**INSTRUCTIONS TO FOLLOW:** Give the data a second time, exactly and in full.

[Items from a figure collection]

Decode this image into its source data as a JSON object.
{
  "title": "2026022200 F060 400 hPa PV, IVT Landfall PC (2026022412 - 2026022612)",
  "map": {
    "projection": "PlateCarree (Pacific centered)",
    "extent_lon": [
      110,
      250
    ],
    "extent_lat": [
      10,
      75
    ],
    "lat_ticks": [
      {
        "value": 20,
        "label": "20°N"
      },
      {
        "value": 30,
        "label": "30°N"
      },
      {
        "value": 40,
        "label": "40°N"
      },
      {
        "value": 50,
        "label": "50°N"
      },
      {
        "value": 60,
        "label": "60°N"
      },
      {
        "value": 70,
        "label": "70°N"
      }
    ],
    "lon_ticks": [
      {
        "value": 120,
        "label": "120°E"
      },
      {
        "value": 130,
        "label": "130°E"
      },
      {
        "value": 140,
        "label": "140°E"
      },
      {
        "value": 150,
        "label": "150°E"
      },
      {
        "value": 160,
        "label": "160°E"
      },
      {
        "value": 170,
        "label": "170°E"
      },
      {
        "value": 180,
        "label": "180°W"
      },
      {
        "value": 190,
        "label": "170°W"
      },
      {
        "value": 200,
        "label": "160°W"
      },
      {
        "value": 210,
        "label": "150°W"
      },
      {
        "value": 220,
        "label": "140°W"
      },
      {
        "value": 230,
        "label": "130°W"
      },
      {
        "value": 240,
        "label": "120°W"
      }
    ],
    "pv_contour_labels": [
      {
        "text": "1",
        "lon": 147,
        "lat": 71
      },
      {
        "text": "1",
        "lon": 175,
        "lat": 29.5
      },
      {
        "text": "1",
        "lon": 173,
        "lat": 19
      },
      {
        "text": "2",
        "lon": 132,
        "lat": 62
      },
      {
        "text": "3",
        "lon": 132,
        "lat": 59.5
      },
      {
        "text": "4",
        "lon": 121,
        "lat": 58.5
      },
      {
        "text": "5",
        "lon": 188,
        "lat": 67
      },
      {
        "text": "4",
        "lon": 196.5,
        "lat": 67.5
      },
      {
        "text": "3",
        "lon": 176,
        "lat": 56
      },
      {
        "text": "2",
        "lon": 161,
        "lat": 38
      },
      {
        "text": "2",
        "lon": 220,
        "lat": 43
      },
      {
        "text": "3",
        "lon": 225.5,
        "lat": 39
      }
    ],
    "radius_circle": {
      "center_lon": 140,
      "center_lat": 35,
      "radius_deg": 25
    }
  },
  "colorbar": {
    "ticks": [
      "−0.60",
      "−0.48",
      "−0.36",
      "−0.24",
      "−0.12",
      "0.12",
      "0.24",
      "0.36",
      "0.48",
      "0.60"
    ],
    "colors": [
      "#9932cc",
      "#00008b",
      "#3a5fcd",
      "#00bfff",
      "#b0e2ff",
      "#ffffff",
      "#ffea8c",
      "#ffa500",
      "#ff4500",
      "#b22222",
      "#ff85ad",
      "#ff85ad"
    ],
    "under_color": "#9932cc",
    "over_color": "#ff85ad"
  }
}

**EXERCISE RESPONSE:**
Decode this image into its source data as a JSON object.
{
  "title": "2026022200 F060 400 hPa PV, IVT Landfall PC (2026022412 - 2026022612)",
  "map": {
    "projection": "PlateCarree (Pacific centered)",
    "extent_lon": [
      110,
      250
    ],
    "extent_lat": [
      10,
      75
    ],
    "lat_ticks": [
      {
        "value": 20,
        "label": "20°N"
      },
      {
        "value": 30,
        "label": "30°N"
      },
      {
        "value": 40,
        "label": "40°N"
      },
      {
        "value": 50,
        "label": "50°N"
      },
      {
        "value": 60,
        "label": "60°N"
      },
      {
        "value": 70,
        "label": "70°N"
      }
    ],
    "lon_ticks": [
      {
        "value": 120,
        "label": "120°E"
      },
      {
        "value": 130,
        "label": "130°E"
      },
      {
        "value": 140,
        "label": "140°E"
      },
      {
        "value": 150,
        "label": "150°E"
      },
      {
        "value": 160,
        "label": "160°E"
      },
      {
        "value": 170,
        "label": "170°E"
      },
      {
        "value": 180,
        "label": "180°W"
      },
      {
        "value": 190,
        "label": "170°W"
      },
      {
        "value": 200,
        "label": "160°W"
      },
      {
        "value": 210,
        "label": "150°W"
      },
      {
        "value": 220,
        "label": "140°W"
      },
      {
        "value": 230,
        "label": "130°W"
      },
      {
        "value": 240,
        "label": "120°W"
      }
    ],
    "pv_contour_labels": [
      {
        "text": "1",
        "lon": 147,
        "lat": 71
      },
      {
        "text": "1",
        "lon": 175,
        "lat": 29.5
      },
      {
        "text": "1",
        "lon": 173,
        "lat": 19
      },
      {
        "text": "2",
        "lon": 132,
        "lat": 62
      },
      {
        "text": "3",
        "lon": 132,
        "lat": 59.5
      },
      {
        "text": "4",
        "lon": 121,
        "lat": 58.5
      },
      {
        "text": "5",
        "lon": 188,
        "lat": 67
      },
      {
        "text": "4",
        "lon": 196.5,
        "lat": 67.5
      },
      {
        "text": "3",
        "lon": 176,
        "lat": 56
      },
      {
        "text": "2",
        "lon": 161,
        "lat": 38
      },
      {
        "text": "2",
        "lon": 220,
        "lat": 43
      },
      {
        "text": "3",
        "lon": 225.5,
        "lat": 39
      }
    ],
    "radius_circle": {
      "center_lon": 140,
      "center_lat": 35,
      "radius_deg": 25
    }
  },
  "colorbar": {
    "ticks": [
      "−0.60",
      "−0.48",
      "−0.36",
      "−0.24",
      "−0.12",
      "0.12",
      "0.24",
      "0.36",
      "0.48",
      "0.60"
    ],
    "colors": [
      "#9932cc",
      "#00008b",
      "#3a5fcd",
      "#00bfff",
      "#b0e2ff",
      "#ffffff",
      "#ffea8c",
      "#ffa500",
      "#ff4500",
      "#b22222",
      "#ff85ad",
      "#ff85ad"
    ],
    "under_color": "#9932cc",
    "over_color": "#ff85ad"
  }
}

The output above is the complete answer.